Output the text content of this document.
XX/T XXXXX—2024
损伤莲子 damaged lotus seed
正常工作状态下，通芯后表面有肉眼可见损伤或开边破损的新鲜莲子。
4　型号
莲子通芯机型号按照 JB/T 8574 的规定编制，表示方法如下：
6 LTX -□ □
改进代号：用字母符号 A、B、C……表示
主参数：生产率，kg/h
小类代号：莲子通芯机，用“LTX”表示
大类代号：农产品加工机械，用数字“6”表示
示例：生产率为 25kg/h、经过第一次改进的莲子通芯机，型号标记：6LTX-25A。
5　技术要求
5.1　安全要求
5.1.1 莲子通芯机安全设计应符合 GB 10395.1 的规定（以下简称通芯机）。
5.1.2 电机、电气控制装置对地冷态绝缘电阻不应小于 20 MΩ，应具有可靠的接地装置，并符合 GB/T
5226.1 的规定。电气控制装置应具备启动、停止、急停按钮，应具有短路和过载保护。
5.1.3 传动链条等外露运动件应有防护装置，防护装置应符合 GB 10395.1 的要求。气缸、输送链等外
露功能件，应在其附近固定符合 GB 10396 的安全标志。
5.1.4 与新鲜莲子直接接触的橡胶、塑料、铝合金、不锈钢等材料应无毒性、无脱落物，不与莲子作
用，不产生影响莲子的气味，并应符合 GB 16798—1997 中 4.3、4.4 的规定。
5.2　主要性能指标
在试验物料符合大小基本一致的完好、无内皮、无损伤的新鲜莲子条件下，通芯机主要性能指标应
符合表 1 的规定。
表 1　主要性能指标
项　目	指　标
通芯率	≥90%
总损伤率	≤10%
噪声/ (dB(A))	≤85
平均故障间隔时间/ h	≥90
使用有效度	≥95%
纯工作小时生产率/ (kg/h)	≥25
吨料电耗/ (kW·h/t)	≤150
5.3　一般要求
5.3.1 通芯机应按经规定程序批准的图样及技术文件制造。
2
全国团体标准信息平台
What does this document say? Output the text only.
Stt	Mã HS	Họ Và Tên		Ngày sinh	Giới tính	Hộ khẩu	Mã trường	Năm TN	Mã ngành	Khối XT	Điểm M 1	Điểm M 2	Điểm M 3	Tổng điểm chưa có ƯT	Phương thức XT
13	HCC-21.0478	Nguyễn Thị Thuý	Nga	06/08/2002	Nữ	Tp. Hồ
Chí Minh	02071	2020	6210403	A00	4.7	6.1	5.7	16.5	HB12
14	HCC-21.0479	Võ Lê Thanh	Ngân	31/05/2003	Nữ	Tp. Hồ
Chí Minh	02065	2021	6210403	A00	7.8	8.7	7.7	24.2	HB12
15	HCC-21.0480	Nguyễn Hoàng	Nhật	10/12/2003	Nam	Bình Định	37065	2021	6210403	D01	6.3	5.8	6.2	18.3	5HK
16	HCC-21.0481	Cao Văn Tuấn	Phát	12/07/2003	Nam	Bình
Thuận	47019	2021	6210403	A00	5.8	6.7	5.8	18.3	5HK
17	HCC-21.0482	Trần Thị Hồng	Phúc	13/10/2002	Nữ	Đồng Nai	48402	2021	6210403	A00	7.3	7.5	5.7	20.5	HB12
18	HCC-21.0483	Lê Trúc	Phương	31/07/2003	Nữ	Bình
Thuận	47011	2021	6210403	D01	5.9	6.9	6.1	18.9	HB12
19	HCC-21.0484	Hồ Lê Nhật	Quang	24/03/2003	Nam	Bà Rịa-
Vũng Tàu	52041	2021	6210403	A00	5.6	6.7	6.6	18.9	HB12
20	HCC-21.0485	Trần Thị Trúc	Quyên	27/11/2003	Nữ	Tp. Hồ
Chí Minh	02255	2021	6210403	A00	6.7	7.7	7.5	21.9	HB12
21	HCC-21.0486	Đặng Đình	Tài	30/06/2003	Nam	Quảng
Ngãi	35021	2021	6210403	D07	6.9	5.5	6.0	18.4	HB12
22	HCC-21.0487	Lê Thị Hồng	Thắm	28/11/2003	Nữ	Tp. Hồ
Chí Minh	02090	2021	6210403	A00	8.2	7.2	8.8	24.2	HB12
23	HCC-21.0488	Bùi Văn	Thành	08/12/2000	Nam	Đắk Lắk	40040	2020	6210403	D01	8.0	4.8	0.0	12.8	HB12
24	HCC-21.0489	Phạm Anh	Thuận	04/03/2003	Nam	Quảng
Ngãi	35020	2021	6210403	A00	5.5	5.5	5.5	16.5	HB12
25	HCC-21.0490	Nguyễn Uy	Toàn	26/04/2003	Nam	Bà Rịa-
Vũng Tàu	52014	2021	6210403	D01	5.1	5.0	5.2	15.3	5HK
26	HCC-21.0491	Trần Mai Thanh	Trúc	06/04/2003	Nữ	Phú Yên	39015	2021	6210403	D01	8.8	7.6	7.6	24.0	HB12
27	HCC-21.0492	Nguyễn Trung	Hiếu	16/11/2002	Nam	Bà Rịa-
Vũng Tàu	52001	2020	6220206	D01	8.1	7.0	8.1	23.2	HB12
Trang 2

--------------------

[Task description] Copy all lines from the listing that contain "Phương".

[Complete answer]
Stt	Mã HS	Họ Và Tên		Ngày sinh	Giới tính	Hộ khẩu	Mã trường	Năm TN	Mã ngành	Khối XT	Điểm M 1	Điểm M 2	Điểm M 3	Tổng điểm chưa có ƯT	Phương thức XT
18	HCC-21.0483	Lê Trúc	Phương	31/07/2003	Nữ	Bình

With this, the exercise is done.